SHORT PROBLEM: Report only the number of lines holding "Änderung".

MATERIAL FOR THE TASK:
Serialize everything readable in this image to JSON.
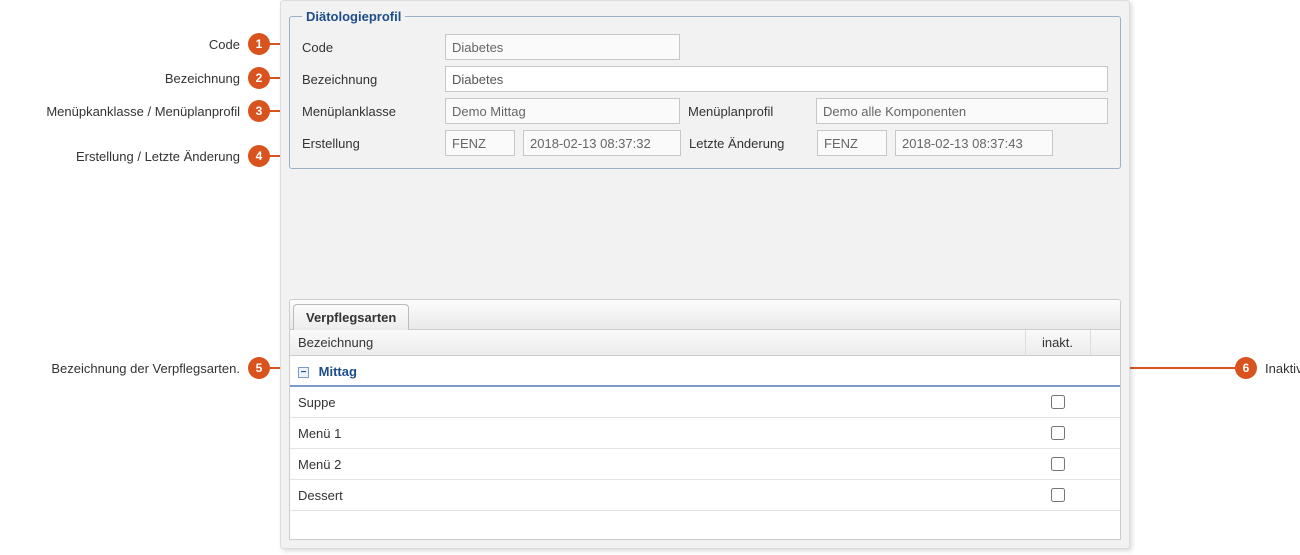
{
  "callouts": {
    "c1": "Code",
    "c2": "Bezeichnung",
    "c3": "Menüpkanklasse / Menüplanprofil",
    "c4": "Erstellung / Letzte Änderung",
    "c5": "Bezeichnung der Verpflegsarten.",
    "c6": "Inaktiv setzen"
  },
  "fieldset": {
    "legend": "Diätologieprofil",
    "labels": {
      "code": "Code",
      "bezeichnung": "Bezeichnung",
      "menuplanklasse": "Menüplanklasse",
      "menuplanprofil": "Menüplanprofil",
      "erstellung": "Erstellung",
      "letzte_aenderung": "Letzte Änderung"
    },
    "values": {
      "code": "Diabetes",
      "bezeichnung": "Diabetes",
      "menuplanklasse": "Demo Mittag",
      "menuplanprofil": "Demo alle Komponenten",
      "erstellung_user": "FENZ",
      "erstellung_ts": "2018-02-13 08:37:32",
      "aenderung_user": "FENZ",
      "aenderung_ts": "2018-02-13 08:37:43"
    }
  },
  "tab": {
    "label": "Verpflegsarten"
  },
  "table": {
    "headers": {
      "bezeichnung": "Bezeichnung",
      "inakt": "inakt."
    },
    "group": "Mittag",
    "rows": [
      {
        "label": "Suppe",
        "inakt": false
      },
      {
        "label": "Menü 1",
        "inakt": false
      },
      {
        "label": "Menü 2",
        "inakt": false
      },
      {
        "label": "Dessert",
        "inakt": false
      }
    ]
  }
}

WRITTEN ANSWER: 2